* What needs to be done: Copy every line of the records below where the word "name" occurs.

Figure contents as structured data:

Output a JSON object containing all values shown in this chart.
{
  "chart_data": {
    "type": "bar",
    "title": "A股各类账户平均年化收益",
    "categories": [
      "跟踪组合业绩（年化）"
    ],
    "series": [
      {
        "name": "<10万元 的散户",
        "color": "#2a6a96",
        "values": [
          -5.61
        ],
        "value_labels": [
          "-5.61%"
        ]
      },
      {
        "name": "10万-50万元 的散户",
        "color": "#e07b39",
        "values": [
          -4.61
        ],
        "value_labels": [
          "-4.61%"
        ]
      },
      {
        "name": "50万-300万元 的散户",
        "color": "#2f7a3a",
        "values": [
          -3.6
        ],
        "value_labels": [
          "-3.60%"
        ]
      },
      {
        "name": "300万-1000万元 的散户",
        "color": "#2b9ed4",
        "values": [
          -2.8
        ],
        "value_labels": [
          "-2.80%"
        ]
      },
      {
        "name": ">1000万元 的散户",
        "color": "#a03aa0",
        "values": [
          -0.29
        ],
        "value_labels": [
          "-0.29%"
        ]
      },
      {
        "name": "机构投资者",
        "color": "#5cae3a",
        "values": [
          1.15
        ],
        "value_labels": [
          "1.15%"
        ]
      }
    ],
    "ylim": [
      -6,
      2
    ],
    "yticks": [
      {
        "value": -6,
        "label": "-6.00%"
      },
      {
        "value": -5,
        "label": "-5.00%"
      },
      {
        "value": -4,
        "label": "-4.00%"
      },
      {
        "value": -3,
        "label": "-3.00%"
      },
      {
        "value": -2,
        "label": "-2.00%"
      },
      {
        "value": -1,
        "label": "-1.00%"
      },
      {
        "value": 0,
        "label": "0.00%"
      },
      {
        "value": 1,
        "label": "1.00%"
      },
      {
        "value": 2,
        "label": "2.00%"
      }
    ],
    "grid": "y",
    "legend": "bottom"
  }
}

* Task response:
        "name": "<10万元 的散户",
        "name": "10万-50万元 的散户",
        "name": "50万-300万元 的散户",
        "name": "300万-1000万元 的散户",
        "name": ">1000万元 的散户",
        "name": "机构投资者",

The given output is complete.